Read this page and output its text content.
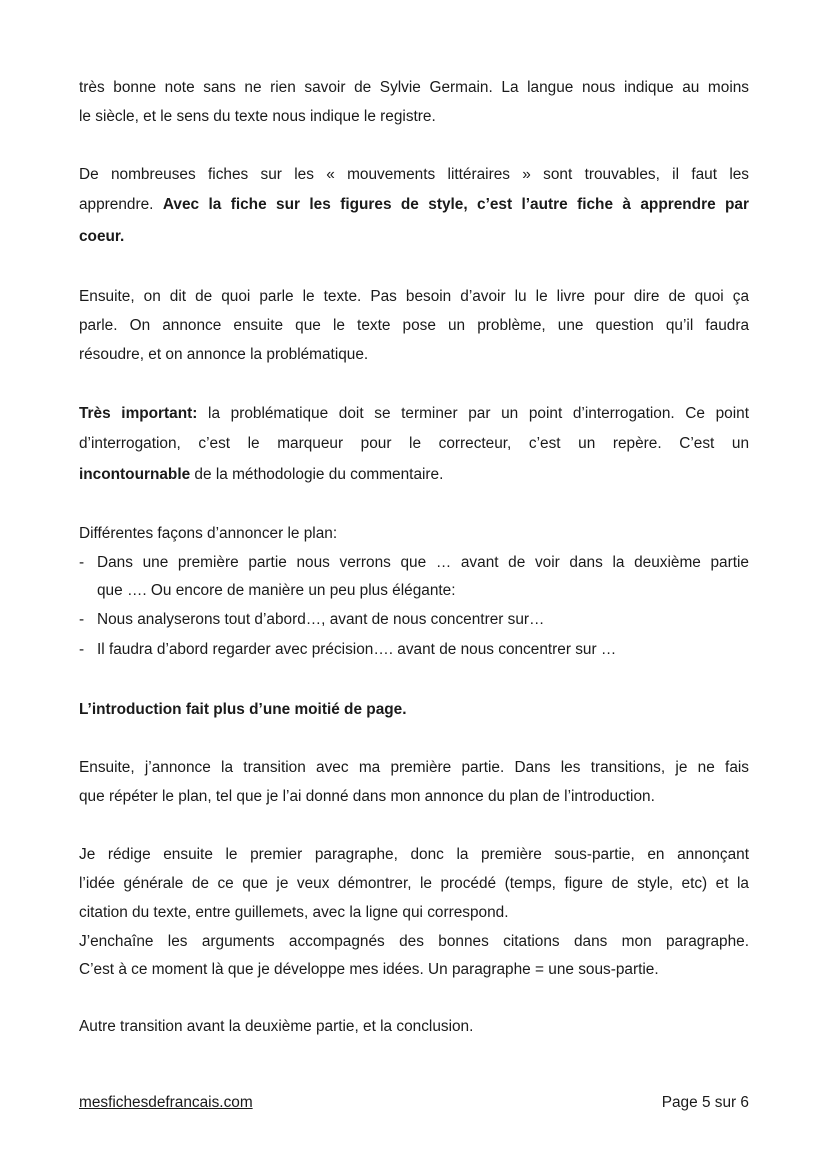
très bonne note sans ne rien savoir de Sylvie Germain. La langue nous indique au moins
le siècle, et le sens du texte nous indique le registre.
De nombreuses fiches sur les « mouvements littéraires » sont trouvables, il faut les
apprendre. Avec la fiche sur les figures de style, c’est l’autre fiche à apprendre par
coeur.
Ensuite, on dit de quoi parle le texte. Pas besoin d’avoir lu le livre pour dire de quoi ça
parle. On annonce ensuite que le texte pose un problème, une question qu’il faudra
résoudre, et on annonce la problématique.
Très important: la problématique doit se terminer par un point d’interrogation. Ce point
d’interrogation, c’est le marqueur pour le correcteur, c’est un repère. C’est un
incontournable de la méthodologie du commentaire.
Différentes façons d’annoncer le plan:
- Dans une première partie nous verrons que … avant de voir dans la deuxième partie
que …. Ou encore de manière un peu plus élégante:
- Nous analyserons tout d’abord…, avant de nous concentrer sur…
- Il faudra d’abord regarder avec précision…. avant de nous concentrer sur …
L’introduction fait plus d’une moitié de page.
Ensuite, j’annonce la transition avec ma première partie. Dans les transitions, je ne fais
que répéter le plan, tel que je l’ai donné dans mon annonce du plan de l’introduction.
Je rédige ensuite le premier paragraphe, donc la première sous-partie, en annonçant
l’idée générale de ce que je veux démontrer, le procédé (temps, figure de style, etc) et la
citation du texte, entre guillemets, avec la ligne qui correspond.
J’enchaîne les arguments accompagnés des bonnes citations dans mon paragraphe.
C’est à ce moment là que je développe mes idées. Un paragraphe = une sous-partie.
Autre transition avant la deuxième partie, et la conclusion.
mesfichesdefrancais.com	Page 5 sur 6
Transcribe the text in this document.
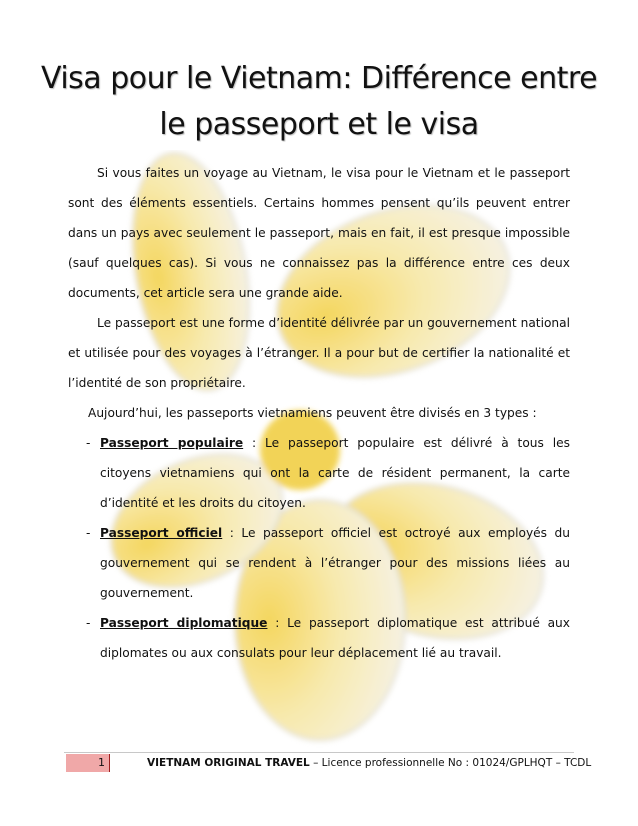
Visa pour le Vietnam: Différence entre
le passeport et le visa

Si vous faites un voyage au Vietnam, le visa pour le Vietnam et le passeport sont des éléments essentiels. Certains hommes pensent qu’ils peuvent entrer dans un pays avec seulement le passeport, mais en fait, il est presque impossible (sauf quelques cas). Si vous ne connaissez pas la différence entre ces deux documents, cet article sera une grande aide.

Le passeport est une forme d’identité délivrée par un gouvernement national et utilisée pour des voyages à l’étranger. Il a pour but de certifier la nationalité et l’identité de son propriétaire.

Aujourd’hui, les passeports vietnamiens peuvent être divisés en 3 types :

- Passeport populaire : Le passeport populaire est délivré à tous les citoyens vietnamiens qui ont la carte de résident permanent, la carte d’identité et les droits du citoyen.
- Passeport officiel : Le passeport officiel est octroyé aux employés du gouvernement qui se rendent à l’étranger pour des missions liées au gouvernement.
- Passeport diplomatique : Le passeport diplomatique est attribué aux diplomates ou aux consulats pour leur déplacement lié au travail.
1	VIETNAM ORIGINAL TRAVEL – Licence professionnelle No : 01024/GPLHQT – TCDL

···

-- Work to complete --
Print each record exactly as it stands, leaving the images out.

-- Output below --
Read this page and output its text content.
très bonne note sans ne rien savoir de Sylvie Germain. La langue nous indique au moins
le siècle, et le sens du texte nous indique le registre.
De nombreuses fiches sur les « mouvements littéraires » sont trouvables, il faut les
apprendre. Avec la fiche sur les figures de style, c’est l’autre fiche à apprendre par
coeur.
Ensuite, on dit de quoi parle le texte. Pas besoin d’avoir lu le livre pour dire de quoi ça
parle. On annonce ensuite que le texte pose un problème, une question qu’il faudra
résoudre, et on annonce la problématique.
Très important: la problématique doit se terminer par un point d’interrogation. Ce point
d’interrogation, c’est le marqueur pour le correcteur, c’est un repère. C’est un
incontournable de la méthodologie du commentaire.
Différentes façons d’annoncer le plan:
- Dans une première partie nous verrons que … avant de voir dans la deuxième partie
que …. Ou encore de manière un peu plus élégante:
- Nous analyserons tout d’abord…, avant de nous concentrer sur…
- Il faudra d’abord regarder avec précision…. avant de nous concentrer sur …
L’introduction fait plus d’une moitié de page.
Ensuite, j’annonce la transition avec ma première partie. Dans les transitions, je ne fais
que répéter le plan, tel que je l’ai donné dans mon annonce du plan de l’introduction.
Je rédige ensuite le premier paragraphe, donc la première sous-partie, en annonçant
l’idée générale de ce que je veux démontrer, le procédé (temps, figure de style, etc) et la
citation du texte, entre guillemets, avec la ligne qui correspond.
J’enchaîne les arguments accompagnés des bonnes citations dans mon paragraphe.
C’est à ce moment là que je développe mes idées. Un paragraphe = une sous-partie.
Autre transition avant la deuxième partie, et la conclusion.
mesfichesdefrancais.com	Page 5 sur 6
Transcribe the text in this document.
Visa pour le Vietnam: Différence entre
le passeport et le visa

Si vous faites un voyage au Vietnam, le visa pour le Vietnam et le passeport sont des éléments essentiels. Certains hommes pensent qu’ils peuvent entrer dans un pays avec seulement le passeport, mais en fait, il est presque impossible (sauf quelques cas). Si vous ne connaissez pas la différence entre ces deux documents, cet article sera une grande aide.

Le passeport est une forme d’identité délivrée par un gouvernement national et utilisée pour des voyages à l’étranger. Il a pour but de certifier la nationalité et l’identité de son propriétaire.

Aujourd’hui, les passeports vietnamiens peuvent être divisés en 3 types :

- Passeport populaire : Le passeport populaire est délivré à tous les citoyens vietnamiens qui ont la carte de résident permanent, la carte d’identité et les droits du citoyen.
- Passeport officiel : Le passeport officiel est octroyé aux employés du gouvernement qui se rendent à l’étranger pour des missions liées au gouvernement.
- Passeport diplomatique : Le passeport diplomatique est attribué aux diplomates ou aux consulats pour leur déplacement lié au travail.
1	VIETNAM ORIGINAL TRAVEL – Licence professionnelle No : 01024/GPLHQT – TCDL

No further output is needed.